● AVAILABLE RECORDS:
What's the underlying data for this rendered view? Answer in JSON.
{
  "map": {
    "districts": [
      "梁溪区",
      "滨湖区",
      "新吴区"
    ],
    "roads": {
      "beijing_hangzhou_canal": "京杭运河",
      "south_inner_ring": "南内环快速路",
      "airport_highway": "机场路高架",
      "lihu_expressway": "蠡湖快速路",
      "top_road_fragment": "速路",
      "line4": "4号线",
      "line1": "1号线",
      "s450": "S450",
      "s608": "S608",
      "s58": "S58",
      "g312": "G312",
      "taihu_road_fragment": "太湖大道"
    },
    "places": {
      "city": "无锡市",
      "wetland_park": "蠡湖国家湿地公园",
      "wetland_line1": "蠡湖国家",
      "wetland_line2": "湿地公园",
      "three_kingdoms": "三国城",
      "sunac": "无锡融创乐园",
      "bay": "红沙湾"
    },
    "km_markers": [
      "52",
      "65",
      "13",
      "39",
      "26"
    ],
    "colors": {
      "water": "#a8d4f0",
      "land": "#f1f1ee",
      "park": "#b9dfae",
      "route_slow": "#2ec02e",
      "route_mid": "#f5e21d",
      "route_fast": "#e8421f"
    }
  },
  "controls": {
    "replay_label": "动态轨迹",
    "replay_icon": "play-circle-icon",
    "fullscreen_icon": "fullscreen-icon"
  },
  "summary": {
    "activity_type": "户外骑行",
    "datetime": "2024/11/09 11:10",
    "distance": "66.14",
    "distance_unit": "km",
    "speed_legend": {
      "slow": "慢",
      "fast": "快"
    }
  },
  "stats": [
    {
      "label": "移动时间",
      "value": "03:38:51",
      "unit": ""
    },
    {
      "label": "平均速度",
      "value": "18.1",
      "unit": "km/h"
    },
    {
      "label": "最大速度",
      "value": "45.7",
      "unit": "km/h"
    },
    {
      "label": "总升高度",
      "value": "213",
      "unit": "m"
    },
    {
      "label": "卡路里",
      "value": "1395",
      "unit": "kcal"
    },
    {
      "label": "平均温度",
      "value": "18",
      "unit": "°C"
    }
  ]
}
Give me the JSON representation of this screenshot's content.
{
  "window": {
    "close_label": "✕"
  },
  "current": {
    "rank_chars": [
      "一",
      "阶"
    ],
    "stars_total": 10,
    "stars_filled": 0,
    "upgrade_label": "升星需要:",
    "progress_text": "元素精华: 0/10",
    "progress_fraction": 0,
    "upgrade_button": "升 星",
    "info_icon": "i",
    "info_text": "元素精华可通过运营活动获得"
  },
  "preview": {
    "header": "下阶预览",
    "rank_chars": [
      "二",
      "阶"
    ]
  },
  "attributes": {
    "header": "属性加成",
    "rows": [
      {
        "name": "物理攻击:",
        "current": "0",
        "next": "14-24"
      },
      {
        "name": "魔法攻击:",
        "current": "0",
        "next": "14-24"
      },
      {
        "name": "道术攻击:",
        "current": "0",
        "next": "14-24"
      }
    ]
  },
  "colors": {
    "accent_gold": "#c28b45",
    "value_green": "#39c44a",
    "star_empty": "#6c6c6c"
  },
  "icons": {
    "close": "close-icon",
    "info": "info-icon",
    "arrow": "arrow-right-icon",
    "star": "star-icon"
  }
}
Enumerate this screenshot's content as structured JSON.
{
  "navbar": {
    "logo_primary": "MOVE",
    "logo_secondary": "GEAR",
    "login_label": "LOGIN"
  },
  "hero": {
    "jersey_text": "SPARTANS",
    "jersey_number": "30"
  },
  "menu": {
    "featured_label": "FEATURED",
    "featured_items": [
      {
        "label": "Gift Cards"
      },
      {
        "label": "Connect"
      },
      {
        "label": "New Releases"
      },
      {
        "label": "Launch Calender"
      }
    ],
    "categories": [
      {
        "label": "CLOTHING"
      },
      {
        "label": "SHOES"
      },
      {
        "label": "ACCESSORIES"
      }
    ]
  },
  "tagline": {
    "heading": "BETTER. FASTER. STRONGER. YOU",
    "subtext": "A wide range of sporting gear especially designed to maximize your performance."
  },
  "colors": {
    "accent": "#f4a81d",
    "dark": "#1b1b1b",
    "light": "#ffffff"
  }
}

● PROBLEM DESCRIPTION: Transcribe the material exactly as it reads.

● EXERCISE RESULT:
What's the underlying data for this rendered view? Answer in JSON.
{
  "map": {
    "districts": [
      "梁溪区",
      "滨湖区",
      "新吴区"
    ],
    "roads": {
      "beijing_hangzhou_canal": "京杭运河",
      "south_inner_ring": "南内环快速路",
      "airport_highway": "机场路高架",
      "lihu_expressway": "蠡湖快速路",
      "top_road_fragment": "速路",
      "line4": "4号线",
      "line1": "1号线",
      "s450": "S450",
      "s608": "S608",
      "s58": "S58",
      "g312": "G312",
      "taihu_road_fragment": "太湖大道"
    },
    "places": {
      "city": "无锡市",
      "wetland_park": "蠡湖国家湿地公园",
      "wetland_line1": "蠡湖国家",
      "wetland_line2": "湿地公园",
      "three_kingdoms": "三国城",
      "sunac": "无锡融创乐园",
      "bay": "红沙湾"
    },
    "km_markers": [
      "52",
      "65",
      "13",
      "39",
      "26"
    ],
    "colors": {
      "water": "#a8d4f0",
      "land": "#f1f1ee",
      "park": "#b9dfae",
      "route_slow": "#2ec02e",
      "route_mid": "#f5e21d",
      "route_fast": "#e8421f"
    }
  },
  "controls": {
    "replay_label": "动态轨迹",
    "replay_icon": "play-circle-icon",
    "fullscreen_icon": "fullscreen-icon"
  },
  "summary": {
    "activity_type": "户外骑行",
    "datetime": "2024/11/09 11:10",
    "distance": "66.14",
    "distance_unit": "km",
    "speed_legend": {
      "slow": "慢",
      "fast": "快"
    }
  },
  "stats": [
    {
      "label": "移动时间",
      "value": "03:38:51",
      "unit": ""
    },
    {
      "label": "平均速度",
      "value": "18.1",
      "unit": "km/h"
    },
    {
      "label": "最大速度",
      "value": "45.7",
      "unit": "km/h"
    },
    {
      "label": "总升高度",
      "value": "213",
      "unit": "m"
    },
    {
      "label": "卡路里",
      "value": "1395",
      "unit": "kcal"
    },
    {
      "label": "平均温度",
      "value": "18",
      "unit": "°C"
    }
  ]
}
Give me the JSON representation of this screenshot's content.
{
  "window": {
    "close_label": "✕"
  },
  "current": {
    "rank_chars": [
      "一",
      "阶"
    ],
    "stars_total": 10,
    "stars_filled": 0,
    "upgrade_label": "升星需要:",
    "progress_text": "元素精华: 0/10",
    "progress_fraction": 0,
    "upgrade_button": "升 星",
    "info_icon": "i",
    "info_text": "元素精华可通过运营活动获得"
  },
  "preview": {
    "header": "下阶预览",
    "rank_chars": [
      "二",
      "阶"
    ]
  },
  "attributes": {
    "header": "属性加成",
    "rows": [
      {
        "name": "物理攻击:",
        "current": "0",
        "next": "14-24"
      },
      {
        "name": "魔法攻击:",
        "current": "0",
        "next": "14-24"
      },
      {
        "name": "道术攻击:",
        "current": "0",
        "next": "14-24"
      }
    ]
  },
  "colors": {
    "accent_gold": "#c28b45",
    "value_green": "#39c44a",
    "star_empty": "#6c6c6c"
  },
  "icons": {
    "close": "close-icon",
    "info": "info-icon",
    "arrow": "arrow-right-icon",
    "star": "star-icon"
  }
}
Enumerate this screenshot's content as structured JSON.
{
  "navbar": {
    "logo_primary": "MOVE",
    "logo_secondary": "GEAR",
    "login_label": "LOGIN"
  },
  "hero": {
    "jersey_text": "SPARTANS",
    "jersey_number": "30"
  },
  "menu": {
    "featured_label": "FEATURED",
    "featured_items": [
      {
        "label": "Gift Cards"
      },
      {
        "label": "Connect"
      },
      {
        "label": "New Releases"
      },
      {
        "label": "Launch Calender"
      }
    ],
    "categories": [
      {
        "label": "CLOTHING"
      },
      {
        "label": "SHOES"
      },
      {
        "label": "ACCESSORIES"
      }
    ]
  },
  "tagline": {
    "heading": "BETTER. FASTER. STRONGER. YOU",
    "subtext": "A wide range of sporting gear especially designed to maximize your performance."
  },
  "colors": {
    "accent": "#f4a81d",
    "dark": "#1b1b1b",
    "light": "#ffffff"
  }
}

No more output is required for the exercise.